Count how many lines hold the string "ORDER". Give that number alone.

┌─ Exercise inputs

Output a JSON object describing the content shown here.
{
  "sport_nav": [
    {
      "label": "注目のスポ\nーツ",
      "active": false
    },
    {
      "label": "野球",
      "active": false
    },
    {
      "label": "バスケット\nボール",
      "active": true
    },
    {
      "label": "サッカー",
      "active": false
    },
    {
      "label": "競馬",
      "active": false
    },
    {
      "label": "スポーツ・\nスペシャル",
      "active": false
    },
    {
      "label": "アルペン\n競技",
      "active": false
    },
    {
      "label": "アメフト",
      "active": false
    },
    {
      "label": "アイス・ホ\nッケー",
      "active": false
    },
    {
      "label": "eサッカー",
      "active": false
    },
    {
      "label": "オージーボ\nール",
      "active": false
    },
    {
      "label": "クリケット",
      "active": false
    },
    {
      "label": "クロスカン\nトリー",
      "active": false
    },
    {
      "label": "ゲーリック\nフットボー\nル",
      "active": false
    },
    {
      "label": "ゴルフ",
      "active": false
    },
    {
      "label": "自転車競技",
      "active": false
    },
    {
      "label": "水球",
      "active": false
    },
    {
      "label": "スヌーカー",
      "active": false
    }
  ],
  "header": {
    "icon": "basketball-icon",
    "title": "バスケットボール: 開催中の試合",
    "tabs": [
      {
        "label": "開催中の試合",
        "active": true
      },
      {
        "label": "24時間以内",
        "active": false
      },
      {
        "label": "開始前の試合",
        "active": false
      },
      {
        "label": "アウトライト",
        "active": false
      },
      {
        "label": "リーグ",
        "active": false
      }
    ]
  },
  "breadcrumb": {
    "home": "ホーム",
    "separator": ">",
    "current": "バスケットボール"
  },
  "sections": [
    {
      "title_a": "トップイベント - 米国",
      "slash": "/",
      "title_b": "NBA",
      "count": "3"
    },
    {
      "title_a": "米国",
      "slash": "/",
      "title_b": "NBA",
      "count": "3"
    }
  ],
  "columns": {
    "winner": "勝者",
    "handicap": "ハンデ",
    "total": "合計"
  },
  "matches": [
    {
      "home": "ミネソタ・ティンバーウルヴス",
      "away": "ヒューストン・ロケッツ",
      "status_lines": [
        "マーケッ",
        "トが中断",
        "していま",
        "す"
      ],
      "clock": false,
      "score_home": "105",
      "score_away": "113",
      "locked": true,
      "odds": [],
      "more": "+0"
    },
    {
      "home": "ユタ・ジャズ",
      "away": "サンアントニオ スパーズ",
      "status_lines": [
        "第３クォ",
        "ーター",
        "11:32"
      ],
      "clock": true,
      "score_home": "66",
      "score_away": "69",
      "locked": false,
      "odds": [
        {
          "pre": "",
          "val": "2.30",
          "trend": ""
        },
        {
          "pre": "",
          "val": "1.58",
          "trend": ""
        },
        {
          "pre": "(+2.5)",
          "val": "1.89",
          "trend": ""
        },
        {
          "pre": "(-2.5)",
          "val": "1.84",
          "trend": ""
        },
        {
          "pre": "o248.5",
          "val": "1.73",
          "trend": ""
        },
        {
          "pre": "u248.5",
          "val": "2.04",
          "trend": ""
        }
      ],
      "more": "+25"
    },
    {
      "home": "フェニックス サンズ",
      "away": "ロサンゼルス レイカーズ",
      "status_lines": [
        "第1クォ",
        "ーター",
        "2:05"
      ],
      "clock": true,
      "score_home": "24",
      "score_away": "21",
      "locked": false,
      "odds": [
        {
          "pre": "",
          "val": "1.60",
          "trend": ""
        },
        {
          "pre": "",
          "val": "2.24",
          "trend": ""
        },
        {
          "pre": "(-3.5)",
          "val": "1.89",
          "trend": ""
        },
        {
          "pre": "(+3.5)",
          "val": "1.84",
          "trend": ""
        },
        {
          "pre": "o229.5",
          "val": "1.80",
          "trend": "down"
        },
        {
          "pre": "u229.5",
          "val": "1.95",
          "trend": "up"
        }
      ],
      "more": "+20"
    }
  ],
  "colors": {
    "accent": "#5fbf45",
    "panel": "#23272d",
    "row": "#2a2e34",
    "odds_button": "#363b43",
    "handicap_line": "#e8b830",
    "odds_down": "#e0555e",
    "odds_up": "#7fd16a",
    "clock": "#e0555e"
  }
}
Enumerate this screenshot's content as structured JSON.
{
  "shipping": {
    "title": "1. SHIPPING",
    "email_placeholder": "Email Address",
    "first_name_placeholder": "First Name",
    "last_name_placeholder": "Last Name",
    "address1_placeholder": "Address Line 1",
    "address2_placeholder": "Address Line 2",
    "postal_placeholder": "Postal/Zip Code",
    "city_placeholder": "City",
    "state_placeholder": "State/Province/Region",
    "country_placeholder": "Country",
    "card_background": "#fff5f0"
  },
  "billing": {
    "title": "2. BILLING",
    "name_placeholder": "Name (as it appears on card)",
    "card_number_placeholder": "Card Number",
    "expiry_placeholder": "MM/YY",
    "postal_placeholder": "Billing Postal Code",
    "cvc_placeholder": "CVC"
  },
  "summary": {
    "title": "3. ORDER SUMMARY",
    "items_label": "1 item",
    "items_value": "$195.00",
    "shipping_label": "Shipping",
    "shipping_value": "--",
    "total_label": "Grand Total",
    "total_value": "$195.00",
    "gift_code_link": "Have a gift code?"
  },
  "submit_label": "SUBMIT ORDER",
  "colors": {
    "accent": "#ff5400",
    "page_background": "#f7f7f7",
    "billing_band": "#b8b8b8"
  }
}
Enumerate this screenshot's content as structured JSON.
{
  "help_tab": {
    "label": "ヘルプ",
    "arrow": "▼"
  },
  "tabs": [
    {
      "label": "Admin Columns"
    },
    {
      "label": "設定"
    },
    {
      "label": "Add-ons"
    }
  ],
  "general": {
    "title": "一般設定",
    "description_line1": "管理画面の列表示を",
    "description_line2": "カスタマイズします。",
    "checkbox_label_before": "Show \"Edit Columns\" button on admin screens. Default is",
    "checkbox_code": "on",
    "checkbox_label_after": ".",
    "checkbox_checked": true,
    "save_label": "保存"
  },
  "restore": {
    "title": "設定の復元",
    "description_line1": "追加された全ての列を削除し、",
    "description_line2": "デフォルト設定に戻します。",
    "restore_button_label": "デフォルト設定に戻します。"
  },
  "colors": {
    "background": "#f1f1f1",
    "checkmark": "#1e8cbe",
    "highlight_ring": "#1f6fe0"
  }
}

└─

_Complete response_.
2